Dataset entries on figures
-------

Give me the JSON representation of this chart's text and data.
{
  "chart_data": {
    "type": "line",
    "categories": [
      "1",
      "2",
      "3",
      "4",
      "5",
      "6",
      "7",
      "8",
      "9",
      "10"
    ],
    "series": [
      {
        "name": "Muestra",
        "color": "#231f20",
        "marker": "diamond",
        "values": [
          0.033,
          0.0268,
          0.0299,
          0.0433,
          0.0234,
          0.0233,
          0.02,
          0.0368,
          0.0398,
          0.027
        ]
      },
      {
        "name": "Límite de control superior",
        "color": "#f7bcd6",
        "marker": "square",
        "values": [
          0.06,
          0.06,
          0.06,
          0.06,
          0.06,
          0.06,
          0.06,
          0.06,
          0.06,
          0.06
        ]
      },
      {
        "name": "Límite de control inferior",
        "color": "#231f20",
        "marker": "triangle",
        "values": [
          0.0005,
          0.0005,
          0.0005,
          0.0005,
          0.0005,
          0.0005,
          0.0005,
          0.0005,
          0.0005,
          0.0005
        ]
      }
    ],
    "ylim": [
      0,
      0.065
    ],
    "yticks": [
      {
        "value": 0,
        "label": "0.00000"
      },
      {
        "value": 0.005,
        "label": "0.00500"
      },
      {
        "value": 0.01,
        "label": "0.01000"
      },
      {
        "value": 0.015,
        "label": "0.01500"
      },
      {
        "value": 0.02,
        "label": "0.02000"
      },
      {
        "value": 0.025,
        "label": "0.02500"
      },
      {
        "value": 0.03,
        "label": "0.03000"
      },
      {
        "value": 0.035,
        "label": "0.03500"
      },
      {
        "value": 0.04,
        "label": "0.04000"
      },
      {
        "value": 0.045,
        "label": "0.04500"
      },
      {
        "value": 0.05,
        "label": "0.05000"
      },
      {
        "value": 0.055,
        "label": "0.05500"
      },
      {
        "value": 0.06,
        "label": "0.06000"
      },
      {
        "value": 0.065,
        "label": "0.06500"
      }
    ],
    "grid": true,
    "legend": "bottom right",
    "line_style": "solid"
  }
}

-------

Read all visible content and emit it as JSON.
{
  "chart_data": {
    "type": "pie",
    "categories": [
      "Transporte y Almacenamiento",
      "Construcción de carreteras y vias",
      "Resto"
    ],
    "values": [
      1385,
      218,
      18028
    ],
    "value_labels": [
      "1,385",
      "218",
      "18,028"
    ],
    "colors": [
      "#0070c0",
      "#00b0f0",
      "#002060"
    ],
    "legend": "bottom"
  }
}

-------

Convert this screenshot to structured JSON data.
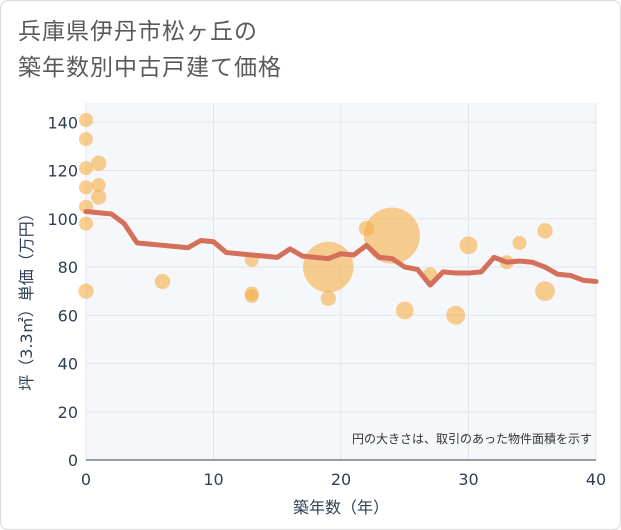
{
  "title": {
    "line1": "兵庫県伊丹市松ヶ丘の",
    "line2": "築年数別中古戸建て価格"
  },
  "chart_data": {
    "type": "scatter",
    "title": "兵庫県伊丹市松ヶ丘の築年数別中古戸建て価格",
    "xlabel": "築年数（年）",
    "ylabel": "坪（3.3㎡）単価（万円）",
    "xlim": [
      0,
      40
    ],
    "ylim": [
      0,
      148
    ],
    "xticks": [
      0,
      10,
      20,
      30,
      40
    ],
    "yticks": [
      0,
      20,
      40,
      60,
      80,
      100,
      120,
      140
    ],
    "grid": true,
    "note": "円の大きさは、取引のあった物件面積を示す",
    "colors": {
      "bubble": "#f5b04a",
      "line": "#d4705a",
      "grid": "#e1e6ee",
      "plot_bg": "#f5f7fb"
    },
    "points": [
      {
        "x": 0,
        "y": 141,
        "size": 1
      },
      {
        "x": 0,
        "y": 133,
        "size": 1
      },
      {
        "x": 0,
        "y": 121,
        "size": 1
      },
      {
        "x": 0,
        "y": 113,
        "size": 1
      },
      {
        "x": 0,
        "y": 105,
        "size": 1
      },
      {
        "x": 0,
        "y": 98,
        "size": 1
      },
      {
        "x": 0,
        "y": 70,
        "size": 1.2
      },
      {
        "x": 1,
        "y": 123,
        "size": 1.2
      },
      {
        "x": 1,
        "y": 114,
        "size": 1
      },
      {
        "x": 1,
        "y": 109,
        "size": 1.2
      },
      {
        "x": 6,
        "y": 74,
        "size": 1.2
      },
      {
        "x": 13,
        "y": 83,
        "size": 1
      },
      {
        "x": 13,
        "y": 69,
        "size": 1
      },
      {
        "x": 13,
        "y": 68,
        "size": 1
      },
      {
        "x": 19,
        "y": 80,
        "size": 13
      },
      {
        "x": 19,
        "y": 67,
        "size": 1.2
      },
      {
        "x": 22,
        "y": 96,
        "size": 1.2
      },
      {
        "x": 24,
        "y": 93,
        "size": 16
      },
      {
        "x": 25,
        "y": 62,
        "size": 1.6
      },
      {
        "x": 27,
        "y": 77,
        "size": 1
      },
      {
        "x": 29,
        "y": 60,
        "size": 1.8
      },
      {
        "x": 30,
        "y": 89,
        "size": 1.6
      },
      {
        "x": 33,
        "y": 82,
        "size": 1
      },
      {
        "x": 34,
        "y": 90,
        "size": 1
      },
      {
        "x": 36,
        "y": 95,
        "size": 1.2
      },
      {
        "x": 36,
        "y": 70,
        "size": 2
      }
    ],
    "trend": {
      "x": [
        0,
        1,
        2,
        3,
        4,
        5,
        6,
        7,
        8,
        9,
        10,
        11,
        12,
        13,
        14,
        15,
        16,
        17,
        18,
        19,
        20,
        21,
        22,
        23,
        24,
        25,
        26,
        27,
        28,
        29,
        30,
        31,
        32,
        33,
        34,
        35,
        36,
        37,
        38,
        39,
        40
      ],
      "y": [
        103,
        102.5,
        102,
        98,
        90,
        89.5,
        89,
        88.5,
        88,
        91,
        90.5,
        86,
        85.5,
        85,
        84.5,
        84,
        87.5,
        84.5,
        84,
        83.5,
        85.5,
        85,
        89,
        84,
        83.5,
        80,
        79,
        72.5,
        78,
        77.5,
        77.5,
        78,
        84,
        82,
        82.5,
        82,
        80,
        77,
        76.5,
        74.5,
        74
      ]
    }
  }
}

-------

What you have to do
Each line in the data that holds the string "title" should be found and copied.

Response to this task
  "title": {
    "title": "兵庫県伊丹市松ヶ丘の築年数別中古戸建て価格",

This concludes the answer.